::: Data entries :::

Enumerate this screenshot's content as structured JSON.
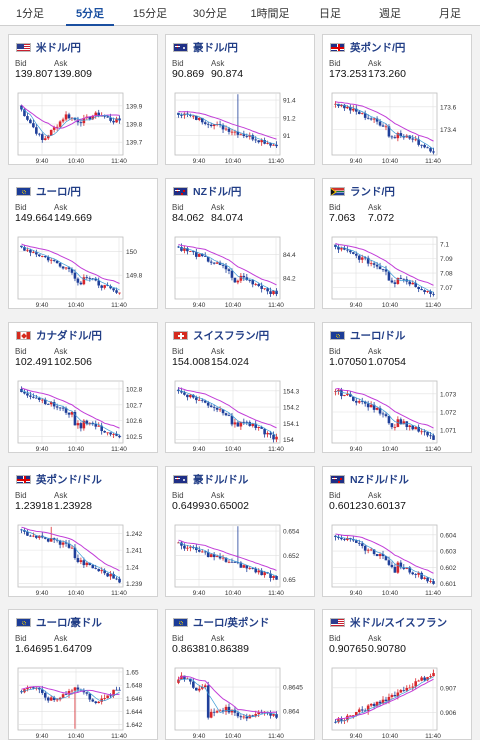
{
  "tabs": [
    {
      "label": "1分足",
      "active": false
    },
    {
      "label": "5分足",
      "active": true
    },
    {
      "label": "15分足",
      "active": false
    },
    {
      "label": "30分足",
      "active": false
    },
    {
      "label": "1時間足",
      "active": false
    },
    {
      "label": "日足",
      "active": false
    },
    {
      "label": "週足",
      "active": false
    },
    {
      "label": "月足",
      "active": false
    }
  ],
  "labels": {
    "bid": "Bid",
    "ask": "Ask"
  },
  "colors": {
    "up": "#d8262c",
    "down": "#1f3f9a",
    "ma": "#c23ed8",
    "ma2": "#3a9bd6",
    "grid": "#e0e0e0",
    "tab_active": "#1a4fa0"
  },
  "cards": [
    {
      "pair": "米ドル/円",
      "flag": "us",
      "bid": "139.807",
      "ask": "139.809",
      "yticks": [
        "139.9",
        "139.8",
        "139.7"
      ],
      "yrange": [
        139.63,
        139.97
      ],
      "xticks": [
        "9:40",
        "10:40",
        "11:40"
      ],
      "trend": "v"
    },
    {
      "pair": "豪ドル/円",
      "flag": "au",
      "bid": "90.869",
      "ask": "90.874",
      "yticks": [
        "91.4",
        "91.2",
        "91"
      ],
      "yrange": [
        90.78,
        91.48
      ],
      "xticks": [
        "9:40",
        "10:40",
        "11:40"
      ],
      "trend": "downspike"
    },
    {
      "pair": "英ポンド/円",
      "flag": "uk",
      "bid": "173.253",
      "ask": "173.260",
      "yticks": [
        "173.6",
        "173.4"
      ],
      "yrange": [
        173.18,
        173.72
      ],
      "xticks": [
        "9:40",
        "10:40",
        "11:40"
      ],
      "trend": "down"
    },
    {
      "pair": "ユーロ/円",
      "flag": "eu",
      "bid": "149.664",
      "ask": "149.669",
      "yticks": [
        "150",
        "149.8"
      ],
      "yrange": [
        149.6,
        150.12
      ],
      "xticks": [
        "9:40",
        "10:40",
        "11:40"
      ],
      "trend": "down"
    },
    {
      "pair": "NZドル/円",
      "flag": "nz",
      "bid": "84.062",
      "ask": "84.074",
      "yticks": [
        "84.4",
        "84.2"
      ],
      "yrange": [
        84.02,
        84.55
      ],
      "xticks": [
        "9:40",
        "10:40",
        "11:40"
      ],
      "trend": "down"
    },
    {
      "pair": "ランド/円",
      "flag": "za",
      "bid": "7.063",
      "ask": "7.072",
      "yticks": [
        "7.1",
        "7.09",
        "7.08",
        "7.07"
      ],
      "yrange": [
        7.062,
        7.105
      ],
      "xticks": [
        "9:40",
        "10:40",
        "11:40"
      ],
      "trend": "down"
    },
    {
      "pair": "カナダドル/円",
      "flag": "ca",
      "bid": "102.491",
      "ask": "102.506",
      "yticks": [
        "102.8",
        "102.7",
        "102.6",
        "102.5"
      ],
      "yrange": [
        102.46,
        102.85
      ],
      "xticks": [
        "9:40",
        "10:40",
        "11:40"
      ],
      "trend": "down"
    },
    {
      "pair": "スイスフラン/円",
      "flag": "ch",
      "bid": "154.008",
      "ask": "154.024",
      "yticks": [
        "154.3",
        "154.2",
        "154.1",
        "154"
      ],
      "yrange": [
        153.98,
        154.36
      ],
      "xticks": [
        "9:40",
        "10:40",
        "11:40"
      ],
      "trend": "down"
    },
    {
      "pair": "ユーロ/ドル",
      "flag": "eu",
      "bid": "1.07050",
      "ask": "1.07054",
      "yticks": [
        "1.073",
        "1.072",
        "1.071"
      ],
      "yrange": [
        1.0703,
        1.0737
      ],
      "xticks": [
        "9:40",
        "10:40",
        "11:40"
      ],
      "trend": "down"
    },
    {
      "pair": "英ポンド/ドル",
      "flag": "uk",
      "bid": "1.23918",
      "ask": "1.23928",
      "yticks": [
        "1.242",
        "1.241",
        "1.24",
        "1.239"
      ],
      "yrange": [
        1.2388,
        1.2425
      ],
      "xticks": [
        "9:40",
        "10:40",
        "11:40"
      ],
      "trend": "spikedown"
    },
    {
      "pair": "豪ドル/ドル",
      "flag": "au",
      "bid": "0.64993",
      "ask": "0.65002",
      "yticks": [
        "0.654",
        "0.652",
        "0.65"
      ],
      "yrange": [
        0.6494,
        0.6545
      ],
      "xticks": [
        "9:40",
        "10:40",
        "11:40"
      ],
      "trend": "downspike"
    },
    {
      "pair": "NZドル/ドル",
      "flag": "nz",
      "bid": "0.60123",
      "ask": "0.60137",
      "yticks": [
        "0.604",
        "0.603",
        "0.602",
        "0.601"
      ],
      "yrange": [
        0.6008,
        0.6046
      ],
      "xticks": [
        "9:40",
        "10:40",
        "11:40"
      ],
      "trend": "down"
    },
    {
      "pair": "ユーロ/豪ドル",
      "flag": "eu",
      "bid": "1.64695",
      "ask": "1.64709",
      "yticks": [
        "1.65",
        "1.648",
        "1.646",
        "1.644",
        "1.642"
      ],
      "yrange": [
        1.6412,
        1.6506
      ],
      "xticks": [
        "9:40",
        "10:40",
        "11:40"
      ],
      "trend": "flat"
    },
    {
      "pair": "ユーロ/英ポンド",
      "flag": "eu",
      "bid": "0.86381",
      "ask": "0.86389",
      "yticks": [
        "0.8645",
        "0.864"
      ],
      "yrange": [
        0.8636,
        0.8649
      ],
      "xticks": [
        "9:40",
        "10:40",
        "11:40"
      ],
      "trend": "drop"
    },
    {
      "pair": "米ドル/スイスフラン",
      "flag": "us",
      "bid": "0.90765",
      "ask": "0.90780",
      "yticks": [
        "0.907",
        "0.906"
      ],
      "yrange": [
        0.9053,
        0.9078
      ],
      "xticks": [
        "9:40",
        "10:40",
        "11:40"
      ],
      "trend": "up"
    }
  ]
}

:::

Work to do:
Quote all the records verbatim, dropping any pictures from your copy.

Task result:
Enumerate this screenshot's content as structured JSON.
{
  "tabs": [
    {
      "label": "1分足",
      "active": false
    },
    {
      "label": "5分足",
      "active": true
    },
    {
      "label": "15分足",
      "active": false
    },
    {
      "label": "30分足",
      "active": false
    },
    {
      "label": "1時間足",
      "active": false
    },
    {
      "label": "日足",
      "active": false
    },
    {
      "label": "週足",
      "active": false
    },
    {
      "label": "月足",
      "active": false
    }
  ],
  "labels": {
    "bid": "Bid",
    "ask": "Ask"
  },
  "colors": {
    "up": "#d8262c",
    "down": "#1f3f9a",
    "ma": "#c23ed8",
    "ma2": "#3a9bd6",
    "grid": "#e0e0e0",
    "tab_active": "#1a4fa0"
  },
  "cards": [
    {
      "pair": "米ドル/円",
      "flag": "us",
      "bid": "139.807",
      "ask": "139.809",
      "yticks": [
        "139.9",
        "139.8",
        "139.7"
      ],
      "yrange": [
        139.63,
        139.97
      ],
      "xticks": [
        "9:40",
        "10:40",
        "11:40"
      ],
      "trend": "v"
    },
    {
      "pair": "豪ドル/円",
      "flag": "au",
      "bid": "90.869",
      "ask": "90.874",
      "yticks": [
        "91.4",
        "91.2",
        "91"
      ],
      "yrange": [
        90.78,
        91.48
      ],
      "xticks": [
        "9:40",
        "10:40",
        "11:40"
      ],
      "trend": "downspike"
    },
    {
      "pair": "英ポンド/円",
      "flag": "uk",
      "bid": "173.253",
      "ask": "173.260",
      "yticks": [
        "173.6",
        "173.4"
      ],
      "yrange": [
        173.18,
        173.72
      ],
      "xticks": [
        "9:40",
        "10:40",
        "11:40"
      ],
      "trend": "down"
    },
    {
      "pair": "ユーロ/円",
      "flag": "eu",
      "bid": "149.664",
      "ask": "149.669",
      "yticks": [
        "150",
        "149.8"
      ],
      "yrange": [
        149.6,
        150.12
      ],
      "xticks": [
        "9:40",
        "10:40",
        "11:40"
      ],
      "trend": "down"
    },
    {
      "pair": "NZドル/円",
      "flag": "nz",
      "bid": "84.062",
      "ask": "84.074",
      "yticks": [
        "84.4",
        "84.2"
      ],
      "yrange": [
        84.02,
        84.55
      ],
      "xticks": [
        "9:40",
        "10:40",
        "11:40"
      ],
      "trend": "down"
    },
    {
      "pair": "ランド/円",
      "flag": "za",
      "bid": "7.063",
      "ask": "7.072",
      "yticks": [
        "7.1",
        "7.09",
        "7.08",
        "7.07"
      ],
      "yrange": [
        7.062,
        7.105
      ],
      "xticks": [
        "9:40",
        "10:40",
        "11:40"
      ],
      "trend": "down"
    },
    {
      "pair": "カナダドル/円",
      "flag": "ca",
      "bid": "102.491",
      "ask": "102.506",
      "yticks": [
        "102.8",
        "102.7",
        "102.6",
        "102.5"
      ],
      "yrange": [
        102.46,
        102.85
      ],
      "xticks": [
        "9:40",
        "10:40",
        "11:40"
      ],
      "trend": "down"
    },
    {
      "pair": "スイスフラン/円",
      "flag": "ch",
      "bid": "154.008",
      "ask": "154.024",
      "yticks": [
        "154.3",
        "154.2",
        "154.1",
        "154"
      ],
      "yrange": [
        153.98,
        154.36
      ],
      "xticks": [
        "9:40",
        "10:40",
        "11:40"
      ],
      "trend": "down"
    },
    {
      "pair": "ユーロ/ドル",
      "flag": "eu",
      "bid": "1.07050",
      "ask": "1.07054",
      "yticks": [
        "1.073",
        "1.072",
        "1.071"
      ],
      "yrange": [
        1.0703,
        1.0737
      ],
      "xticks": [
        "9:40",
        "10:40",
        "11:40"
      ],
      "trend": "down"
    },
    {
      "pair": "英ポンド/ドル",
      "flag": "uk",
      "bid": "1.23918",
      "ask": "1.23928",
      "yticks": [
        "1.242",
        "1.241",
        "1.24",
        "1.239"
      ],
      "yrange": [
        1.2388,
        1.2425
      ],
      "xticks": [
        "9:40",
        "10:40",
        "11:40"
      ],
      "trend": "spikedown"
    },
    {
      "pair": "豪ドル/ドル",
      "flag": "au",
      "bid": "0.64993",
      "ask": "0.65002",
      "yticks": [
        "0.654",
        "0.652",
        "0.65"
      ],
      "yrange": [
        0.6494,
        0.6545
      ],
      "xticks": [
        "9:40",
        "10:40",
        "11:40"
      ],
      "trend": "downspike"
    },
    {
      "pair": "NZドル/ドル",
      "flag": "nz",
      "bid": "0.60123",
      "ask": "0.60137",
      "yticks": [
        "0.604",
        "0.603",
        "0.602",
        "0.601"
      ],
      "yrange": [
        0.6008,
        0.6046
      ],
      "xticks": [
        "9:40",
        "10:40",
        "11:40"
      ],
      "trend": "down"
    },
    {
      "pair": "ユーロ/豪ドル",
      "flag": "eu",
      "bid": "1.64695",
      "ask": "1.64709",
      "yticks": [
        "1.65",
        "1.648",
        "1.646",
        "1.644",
        "1.642"
      ],
      "yrange": [
        1.6412,
        1.6506
      ],
      "xticks": [
        "9:40",
        "10:40",
        "11:40"
      ],
      "trend": "flat"
    },
    {
      "pair": "ユーロ/英ポンド",
      "flag": "eu",
      "bid": "0.86381",
      "ask": "0.86389",
      "yticks": [
        "0.8645",
        "0.864"
      ],
      "yrange": [
        0.8636,
        0.8649
      ],
      "xticks": [
        "9:40",
        "10:40",
        "11:40"
      ],
      "trend": "drop"
    },
    {
      "pair": "米ドル/スイスフラン",
      "flag": "us",
      "bid": "0.90765",
      "ask": "0.90780",
      "yticks": [
        "0.907",
        "0.906"
      ],
      "yrange": [
        0.9053,
        0.9078
      ],
      "xticks": [
        "9:40",
        "10:40",
        "11:40"
      ],
      "trend": "up"
    }
  ]
}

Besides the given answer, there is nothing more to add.